◆ Available records ◆
···

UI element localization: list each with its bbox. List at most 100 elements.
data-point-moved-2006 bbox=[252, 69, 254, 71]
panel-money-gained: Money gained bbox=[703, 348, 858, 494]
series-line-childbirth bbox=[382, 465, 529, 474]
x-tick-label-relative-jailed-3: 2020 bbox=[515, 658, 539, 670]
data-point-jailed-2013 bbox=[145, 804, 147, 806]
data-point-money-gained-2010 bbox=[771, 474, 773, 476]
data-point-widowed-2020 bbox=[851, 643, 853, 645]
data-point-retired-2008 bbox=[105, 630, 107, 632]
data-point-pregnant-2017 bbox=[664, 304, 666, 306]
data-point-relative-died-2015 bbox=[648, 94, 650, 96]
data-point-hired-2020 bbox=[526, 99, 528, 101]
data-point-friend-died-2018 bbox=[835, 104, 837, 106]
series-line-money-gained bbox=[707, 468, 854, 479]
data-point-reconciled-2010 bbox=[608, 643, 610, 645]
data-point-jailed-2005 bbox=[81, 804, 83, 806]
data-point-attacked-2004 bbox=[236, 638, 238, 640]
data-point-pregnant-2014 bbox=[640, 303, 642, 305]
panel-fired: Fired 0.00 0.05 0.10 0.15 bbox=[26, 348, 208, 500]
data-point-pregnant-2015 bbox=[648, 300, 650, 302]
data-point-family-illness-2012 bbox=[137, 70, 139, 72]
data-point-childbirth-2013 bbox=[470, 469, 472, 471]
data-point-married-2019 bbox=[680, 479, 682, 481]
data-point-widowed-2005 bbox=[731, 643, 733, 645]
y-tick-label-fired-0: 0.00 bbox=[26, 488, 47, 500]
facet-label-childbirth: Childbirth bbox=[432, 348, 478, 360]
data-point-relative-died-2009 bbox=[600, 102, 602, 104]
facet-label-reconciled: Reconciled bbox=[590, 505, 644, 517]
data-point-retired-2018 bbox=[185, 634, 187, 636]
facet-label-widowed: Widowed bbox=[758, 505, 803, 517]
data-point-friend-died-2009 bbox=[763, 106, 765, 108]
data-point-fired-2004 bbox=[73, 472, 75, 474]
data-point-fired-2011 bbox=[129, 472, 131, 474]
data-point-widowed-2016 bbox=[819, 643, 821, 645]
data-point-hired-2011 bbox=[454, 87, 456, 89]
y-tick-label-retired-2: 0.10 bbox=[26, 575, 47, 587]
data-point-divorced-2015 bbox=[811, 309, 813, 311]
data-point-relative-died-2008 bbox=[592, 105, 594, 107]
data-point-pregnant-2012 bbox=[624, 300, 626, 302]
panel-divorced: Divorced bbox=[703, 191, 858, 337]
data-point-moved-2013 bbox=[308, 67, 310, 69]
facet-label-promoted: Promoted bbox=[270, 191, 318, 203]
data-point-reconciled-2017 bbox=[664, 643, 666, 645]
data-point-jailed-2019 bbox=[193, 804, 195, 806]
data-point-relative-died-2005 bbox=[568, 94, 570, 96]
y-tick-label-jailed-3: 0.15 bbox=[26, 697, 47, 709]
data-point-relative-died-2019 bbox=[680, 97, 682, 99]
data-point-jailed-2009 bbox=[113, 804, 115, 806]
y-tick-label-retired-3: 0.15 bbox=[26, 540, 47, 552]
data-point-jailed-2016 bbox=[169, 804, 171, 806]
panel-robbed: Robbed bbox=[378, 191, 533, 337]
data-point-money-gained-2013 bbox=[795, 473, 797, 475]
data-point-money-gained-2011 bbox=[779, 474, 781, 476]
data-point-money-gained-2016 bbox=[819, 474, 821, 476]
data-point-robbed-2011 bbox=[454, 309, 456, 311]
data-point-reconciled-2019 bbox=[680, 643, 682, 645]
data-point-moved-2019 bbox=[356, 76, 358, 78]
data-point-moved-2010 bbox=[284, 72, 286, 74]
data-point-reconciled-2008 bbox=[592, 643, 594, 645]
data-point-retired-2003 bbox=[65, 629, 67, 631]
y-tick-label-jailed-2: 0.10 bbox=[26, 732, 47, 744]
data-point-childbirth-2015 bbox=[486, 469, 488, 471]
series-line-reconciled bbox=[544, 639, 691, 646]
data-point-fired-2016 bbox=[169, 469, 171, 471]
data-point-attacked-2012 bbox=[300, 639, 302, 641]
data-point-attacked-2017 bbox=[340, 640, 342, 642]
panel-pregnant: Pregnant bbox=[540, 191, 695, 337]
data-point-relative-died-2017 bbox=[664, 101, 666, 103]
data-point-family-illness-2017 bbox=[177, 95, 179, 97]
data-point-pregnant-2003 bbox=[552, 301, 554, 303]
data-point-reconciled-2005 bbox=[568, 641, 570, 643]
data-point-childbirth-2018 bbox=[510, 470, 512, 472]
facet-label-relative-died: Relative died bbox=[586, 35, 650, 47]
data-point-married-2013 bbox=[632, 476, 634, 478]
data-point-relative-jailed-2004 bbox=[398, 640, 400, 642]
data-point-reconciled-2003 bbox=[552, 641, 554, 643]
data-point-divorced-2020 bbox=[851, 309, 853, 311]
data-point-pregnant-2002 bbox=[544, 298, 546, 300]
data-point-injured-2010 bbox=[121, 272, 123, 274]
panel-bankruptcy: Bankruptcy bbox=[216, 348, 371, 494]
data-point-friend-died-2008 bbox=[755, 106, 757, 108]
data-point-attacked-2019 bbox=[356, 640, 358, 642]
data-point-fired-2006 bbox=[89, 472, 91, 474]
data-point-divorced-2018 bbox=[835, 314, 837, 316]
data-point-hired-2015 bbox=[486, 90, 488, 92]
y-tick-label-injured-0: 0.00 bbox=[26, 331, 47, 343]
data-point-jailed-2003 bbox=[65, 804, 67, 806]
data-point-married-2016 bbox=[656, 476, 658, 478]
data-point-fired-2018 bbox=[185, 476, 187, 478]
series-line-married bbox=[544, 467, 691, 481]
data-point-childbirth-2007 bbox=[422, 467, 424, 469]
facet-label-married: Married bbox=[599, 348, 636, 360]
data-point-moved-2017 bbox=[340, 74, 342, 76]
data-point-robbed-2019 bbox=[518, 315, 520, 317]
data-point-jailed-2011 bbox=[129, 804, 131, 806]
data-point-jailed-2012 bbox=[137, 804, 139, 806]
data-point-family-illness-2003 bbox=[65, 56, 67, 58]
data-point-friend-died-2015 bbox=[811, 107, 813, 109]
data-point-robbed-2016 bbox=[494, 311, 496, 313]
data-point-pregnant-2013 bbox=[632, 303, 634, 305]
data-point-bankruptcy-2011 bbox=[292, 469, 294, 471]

···

◆ Problem description ◆
Copy the lines above verbatim.

◆ The solution ◆
UI element localization: list each with its bbox. List at most 100 elements.
data-point-moved-2006 bbox=[252, 69, 254, 71]
panel-money-gained: Money gained bbox=[703, 348, 858, 494]
series-line-childbirth bbox=[382, 465, 529, 474]
x-tick-label-relative-jailed-3: 2020 bbox=[515, 658, 539, 670]
data-point-jailed-2013 bbox=[145, 804, 147, 806]
data-point-money-gained-2010 bbox=[771, 474, 773, 476]
data-point-widowed-2020 bbox=[851, 643, 853, 645]
data-point-retired-2008 bbox=[105, 630, 107, 632]
data-point-pregnant-2017 bbox=[664, 304, 666, 306]
data-point-relative-died-2015 bbox=[648, 94, 650, 96]
data-point-hired-2020 bbox=[526, 99, 528, 101]
data-point-friend-died-2018 bbox=[835, 104, 837, 106]
series-line-money-gained bbox=[707, 468, 854, 479]
data-point-reconciled-2010 bbox=[608, 643, 610, 645]
data-point-jailed-2005 bbox=[81, 804, 83, 806]
data-point-attacked-2004 bbox=[236, 638, 238, 640]
data-point-pregnant-2014 bbox=[640, 303, 642, 305]
panel-fired: Fired 0.00 0.05 0.10 0.15 bbox=[26, 348, 208, 500]
data-point-pregnant-2015 bbox=[648, 300, 650, 302]
data-point-family-illness-2012 bbox=[137, 70, 139, 72]
data-point-childbirth-2013 bbox=[470, 469, 472, 471]
data-point-married-2019 bbox=[680, 479, 682, 481]
data-point-widowed-2005 bbox=[731, 643, 733, 645]
y-tick-label-fired-0: 0.00 bbox=[26, 488, 47, 500]
facet-label-childbirth: Childbirth bbox=[432, 348, 478, 360]
data-point-relative-died-2009 bbox=[600, 102, 602, 104]
facet-label-reconciled: Reconciled bbox=[590, 505, 644, 517]
data-point-retired-2018 bbox=[185, 634, 187, 636]
facet-label-widowed: Widowed bbox=[758, 505, 803, 517]
data-point-friend-died-2009 bbox=[763, 106, 765, 108]
data-point-fired-2004 bbox=[73, 472, 75, 474]
data-point-fired-2011 bbox=[129, 472, 131, 474]
data-point-widowed-2016 bbox=[819, 643, 821, 645]
data-point-hired-2011 bbox=[454, 87, 456, 89]
y-tick-label-retired-2: 0.10 bbox=[26, 575, 47, 587]
data-point-divorced-2015 bbox=[811, 309, 813, 311]
data-point-relative-died-2008 bbox=[592, 105, 594, 107]
data-point-pregnant-2012 bbox=[624, 300, 626, 302]
panel-divorced: Divorced bbox=[703, 191, 858, 337]
data-point-moved-2013 bbox=[308, 67, 310, 69]
facet-label-promoted: Promoted bbox=[270, 191, 318, 203]
data-point-reconciled-2017 bbox=[664, 643, 666, 645]
data-point-jailed-2019 bbox=[193, 804, 195, 806]
data-point-relative-died-2005 bbox=[568, 94, 570, 96]
y-tick-label-jailed-3: 0.15 bbox=[26, 697, 47, 709]
data-point-relative-died-2019 bbox=[680, 97, 682, 99]
data-point-jailed-2009 bbox=[113, 804, 115, 806]
y-tick-label-retired-3: 0.15 bbox=[26, 540, 47, 552]
data-point-jailed-2016 bbox=[169, 804, 171, 806]
panel-robbed: Robbed bbox=[378, 191, 533, 337]
data-point-money-gained-2013 bbox=[795, 473, 797, 475]
data-point-money-gained-2011 bbox=[779, 474, 781, 476]
data-point-money-gained-2016 bbox=[819, 474, 821, 476]
data-point-robbed-2011 bbox=[454, 309, 456, 311]
data-point-reconciled-2019 bbox=[680, 643, 682, 645]
data-point-moved-2019 bbox=[356, 76, 358, 78]
data-point-moved-2010 bbox=[284, 72, 286, 74]
data-point-reconciled-2008 bbox=[592, 643, 594, 645]
data-point-retired-2003 bbox=[65, 629, 67, 631]
y-tick-label-jailed-2: 0.10 bbox=[26, 732, 47, 744]
data-point-childbirth-2015 bbox=[486, 469, 488, 471]
series-line-reconciled bbox=[544, 639, 691, 646]
data-point-fired-2016 bbox=[169, 469, 171, 471]
data-point-attacked-2012 bbox=[300, 639, 302, 641]
data-point-attacked-2017 bbox=[340, 640, 342, 642]
panel-pregnant: Pregnant bbox=[540, 191, 695, 337]
data-point-relative-died-2017 bbox=[664, 101, 666, 103]
data-point-family-illness-2017 bbox=[177, 95, 179, 97]
data-point-pregnant-2003 bbox=[552, 301, 554, 303]
data-point-reconciled-2005 bbox=[568, 641, 570, 643]
data-point-childbirth-2018 bbox=[510, 470, 512, 472]
facet-label-relative-died: Relative died bbox=[586, 35, 650, 47]
data-point-married-2013 bbox=[632, 476, 634, 478]
data-point-relative-jailed-2004 bbox=[398, 640, 400, 642]
data-point-reconciled-2003 bbox=[552, 641, 554, 643]
data-point-divorced-2020 bbox=[851, 309, 853, 311]
data-point-pregnant-2002 bbox=[544, 298, 546, 300]
data-point-injured-2010 bbox=[121, 272, 123, 274]
panel-bankruptcy: Bankruptcy bbox=[216, 348, 371, 494]
data-point-friend-died-2008 bbox=[755, 106, 757, 108]
data-point-attacked-2019 bbox=[356, 640, 358, 642]
data-point-fired-2006 bbox=[89, 472, 91, 474]
data-point-divorced-2018 bbox=[835, 314, 837, 316]
data-point-hired-2015 bbox=[486, 90, 488, 92]
y-tick-label-injured-0: 0.00 bbox=[26, 331, 47, 343]
data-point-jailed-2003 bbox=[65, 804, 67, 806]
data-point-married-2016 bbox=[656, 476, 658, 478]
data-point-fired-2018 bbox=[185, 476, 187, 478]
series-line-married bbox=[544, 467, 691, 481]
data-point-childbirth-2007 bbox=[422, 467, 424, 469]
facet-label-married: Married bbox=[599, 348, 636, 360]
data-point-moved-2017 bbox=[340, 74, 342, 76]
data-point-robbed-2019 bbox=[518, 315, 520, 317]
data-point-jailed-2011 bbox=[129, 804, 131, 806]
data-point-jailed-2012 bbox=[137, 804, 139, 806]
data-point-family-illness-2003 bbox=[65, 56, 67, 58]
data-point-friend-died-2015 bbox=[811, 107, 813, 109]
data-point-robbed-2016 bbox=[494, 311, 496, 313]
data-point-pregnant-2013 bbox=[632, 303, 634, 305]
data-point-bankruptcy-2011 bbox=[292, 469, 294, 471]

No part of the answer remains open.